WHAT YOU HAVE TO DO:
Repeat every line below exactly as it reads.

DATA PROVIDED:
-- -- --
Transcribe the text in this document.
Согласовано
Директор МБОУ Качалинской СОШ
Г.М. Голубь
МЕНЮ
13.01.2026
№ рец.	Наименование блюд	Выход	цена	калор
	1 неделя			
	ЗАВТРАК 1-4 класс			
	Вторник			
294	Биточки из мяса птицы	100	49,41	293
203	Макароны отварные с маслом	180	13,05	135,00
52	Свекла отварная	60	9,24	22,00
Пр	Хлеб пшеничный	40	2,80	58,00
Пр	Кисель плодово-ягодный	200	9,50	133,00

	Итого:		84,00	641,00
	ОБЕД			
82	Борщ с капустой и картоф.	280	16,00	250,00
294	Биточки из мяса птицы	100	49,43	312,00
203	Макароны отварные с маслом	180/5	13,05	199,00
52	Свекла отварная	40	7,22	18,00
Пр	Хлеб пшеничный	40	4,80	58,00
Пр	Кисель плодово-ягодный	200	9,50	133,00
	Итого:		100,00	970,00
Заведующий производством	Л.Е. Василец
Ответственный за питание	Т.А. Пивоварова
-- -- --
EXPECTED ANSWER:
Transcribe the text in this document.
Согласовано
Директор МБОУ Качалинской СОШ
Г.М. Голубь
МЕНЮ
13.01.2026
№ рец.	Наименование блюд	Выход	цена	калор
	1 неделя			
	ЗАВТРАК 1-4 класс			
	Вторник			
294	Биточки из мяса птицы	100	49,41	293
203	Макароны отварные с маслом	180	13,05	135,00
52	Свекла отварная	60	9,24	22,00
Пр	Хлеб пшеничный	40	2,80	58,00
Пр	Кисель плодово-ягодный	200	9,50	133,00

	Итого:		84,00	641,00
	ОБЕД			
82	Борщ с капустой и картоф.	280	16,00	250,00
294	Биточки из мяса птицы	100	49,43	312,00
203	Макароны отварные с маслом	180/5	13,05	199,00
52	Свекла отварная	40	7,22	18,00
Пр	Хлеб пшеничный	40	4,80	58,00
Пр	Кисель плодово-ягодный	200	9,50	133,00
	Итого:		100,00	970,00
Заведующий производством	Л.Е. Василец
Ответственный за питание	Т.А. Пивоварова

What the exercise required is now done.